- What to work on: State how many lines contain the string "interest", and write nothing else.

- The data:
◇ ◇ ◇

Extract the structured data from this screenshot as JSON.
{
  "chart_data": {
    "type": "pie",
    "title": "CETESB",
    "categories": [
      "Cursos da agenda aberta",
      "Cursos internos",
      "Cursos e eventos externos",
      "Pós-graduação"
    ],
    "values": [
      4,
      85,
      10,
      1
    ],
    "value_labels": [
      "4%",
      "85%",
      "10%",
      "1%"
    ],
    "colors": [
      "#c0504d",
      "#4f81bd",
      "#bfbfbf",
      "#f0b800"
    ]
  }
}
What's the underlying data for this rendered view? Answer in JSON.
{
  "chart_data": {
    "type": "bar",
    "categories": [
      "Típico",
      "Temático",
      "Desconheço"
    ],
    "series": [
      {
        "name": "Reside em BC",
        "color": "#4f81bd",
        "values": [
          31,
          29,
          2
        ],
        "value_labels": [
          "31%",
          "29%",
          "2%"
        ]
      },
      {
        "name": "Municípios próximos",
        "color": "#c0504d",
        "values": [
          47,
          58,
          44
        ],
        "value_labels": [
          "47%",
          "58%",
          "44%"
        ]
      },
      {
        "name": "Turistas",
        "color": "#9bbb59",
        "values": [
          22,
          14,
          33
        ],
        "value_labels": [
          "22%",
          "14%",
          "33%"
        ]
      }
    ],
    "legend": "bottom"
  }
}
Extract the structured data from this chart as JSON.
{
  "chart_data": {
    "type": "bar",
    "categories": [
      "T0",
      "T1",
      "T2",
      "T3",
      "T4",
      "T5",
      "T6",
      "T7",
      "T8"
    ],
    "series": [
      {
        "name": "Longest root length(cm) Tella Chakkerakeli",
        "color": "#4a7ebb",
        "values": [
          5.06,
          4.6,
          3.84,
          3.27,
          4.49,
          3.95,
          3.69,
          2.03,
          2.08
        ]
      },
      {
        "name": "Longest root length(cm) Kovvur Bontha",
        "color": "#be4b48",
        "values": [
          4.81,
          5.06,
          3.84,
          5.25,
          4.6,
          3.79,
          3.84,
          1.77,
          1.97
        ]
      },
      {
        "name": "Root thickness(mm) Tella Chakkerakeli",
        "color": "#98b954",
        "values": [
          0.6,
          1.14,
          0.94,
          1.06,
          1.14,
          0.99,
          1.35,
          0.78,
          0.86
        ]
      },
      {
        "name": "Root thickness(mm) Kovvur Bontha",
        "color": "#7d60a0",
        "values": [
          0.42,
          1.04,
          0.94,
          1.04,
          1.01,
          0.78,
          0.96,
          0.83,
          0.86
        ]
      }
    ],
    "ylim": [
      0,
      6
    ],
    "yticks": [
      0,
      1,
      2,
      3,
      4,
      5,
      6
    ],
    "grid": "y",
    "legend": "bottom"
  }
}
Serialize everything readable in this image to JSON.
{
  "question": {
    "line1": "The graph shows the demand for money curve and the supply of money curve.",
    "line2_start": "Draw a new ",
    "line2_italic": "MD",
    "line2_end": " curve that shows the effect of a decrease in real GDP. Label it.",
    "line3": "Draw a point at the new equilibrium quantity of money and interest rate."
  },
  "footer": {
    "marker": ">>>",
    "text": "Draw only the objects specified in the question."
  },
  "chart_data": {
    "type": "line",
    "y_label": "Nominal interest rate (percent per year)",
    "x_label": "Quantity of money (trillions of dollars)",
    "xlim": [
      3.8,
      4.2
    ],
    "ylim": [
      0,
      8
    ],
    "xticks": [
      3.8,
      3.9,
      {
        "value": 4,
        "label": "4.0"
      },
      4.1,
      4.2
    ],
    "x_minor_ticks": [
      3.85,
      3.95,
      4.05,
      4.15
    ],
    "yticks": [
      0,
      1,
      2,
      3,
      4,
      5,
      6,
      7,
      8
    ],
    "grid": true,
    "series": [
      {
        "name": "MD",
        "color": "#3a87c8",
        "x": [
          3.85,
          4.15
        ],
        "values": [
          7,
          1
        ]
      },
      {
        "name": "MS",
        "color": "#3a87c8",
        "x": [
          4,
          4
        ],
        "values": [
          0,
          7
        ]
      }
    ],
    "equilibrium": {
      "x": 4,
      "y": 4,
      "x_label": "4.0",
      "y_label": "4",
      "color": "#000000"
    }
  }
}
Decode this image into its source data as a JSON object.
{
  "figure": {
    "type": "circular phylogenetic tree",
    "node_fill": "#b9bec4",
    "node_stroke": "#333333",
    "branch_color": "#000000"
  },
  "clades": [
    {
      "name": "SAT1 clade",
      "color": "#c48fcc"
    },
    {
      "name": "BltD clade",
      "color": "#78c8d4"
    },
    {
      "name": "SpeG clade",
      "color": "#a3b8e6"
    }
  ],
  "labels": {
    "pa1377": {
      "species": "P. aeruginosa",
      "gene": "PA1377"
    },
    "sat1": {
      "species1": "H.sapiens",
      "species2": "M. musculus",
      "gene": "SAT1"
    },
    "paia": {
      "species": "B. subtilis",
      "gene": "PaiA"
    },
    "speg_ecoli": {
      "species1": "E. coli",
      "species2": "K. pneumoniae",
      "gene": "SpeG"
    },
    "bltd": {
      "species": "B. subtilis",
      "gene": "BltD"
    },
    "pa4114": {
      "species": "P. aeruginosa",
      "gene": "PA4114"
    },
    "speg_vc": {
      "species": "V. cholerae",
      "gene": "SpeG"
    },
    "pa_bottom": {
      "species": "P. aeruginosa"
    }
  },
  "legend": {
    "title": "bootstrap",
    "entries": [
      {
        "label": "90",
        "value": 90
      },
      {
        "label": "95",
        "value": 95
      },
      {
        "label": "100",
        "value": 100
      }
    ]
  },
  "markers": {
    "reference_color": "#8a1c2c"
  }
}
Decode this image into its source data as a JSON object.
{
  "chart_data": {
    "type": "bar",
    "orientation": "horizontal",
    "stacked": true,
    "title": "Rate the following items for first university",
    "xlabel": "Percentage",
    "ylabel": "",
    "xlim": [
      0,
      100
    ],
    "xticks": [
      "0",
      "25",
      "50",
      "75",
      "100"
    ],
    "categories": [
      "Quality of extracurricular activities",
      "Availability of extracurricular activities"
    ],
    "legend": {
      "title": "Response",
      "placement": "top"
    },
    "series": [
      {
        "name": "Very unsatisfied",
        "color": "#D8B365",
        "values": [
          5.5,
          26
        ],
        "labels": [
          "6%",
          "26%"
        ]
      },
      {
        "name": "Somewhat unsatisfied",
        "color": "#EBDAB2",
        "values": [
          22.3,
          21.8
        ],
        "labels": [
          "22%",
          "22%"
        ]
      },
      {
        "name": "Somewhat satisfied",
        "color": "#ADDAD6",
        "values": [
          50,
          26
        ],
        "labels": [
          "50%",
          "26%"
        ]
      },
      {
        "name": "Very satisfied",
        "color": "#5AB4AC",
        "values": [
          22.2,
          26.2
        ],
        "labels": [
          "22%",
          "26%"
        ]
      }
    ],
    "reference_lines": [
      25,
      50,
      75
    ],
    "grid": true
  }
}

◇ ◇ ◇

- Answer to the exercise: 2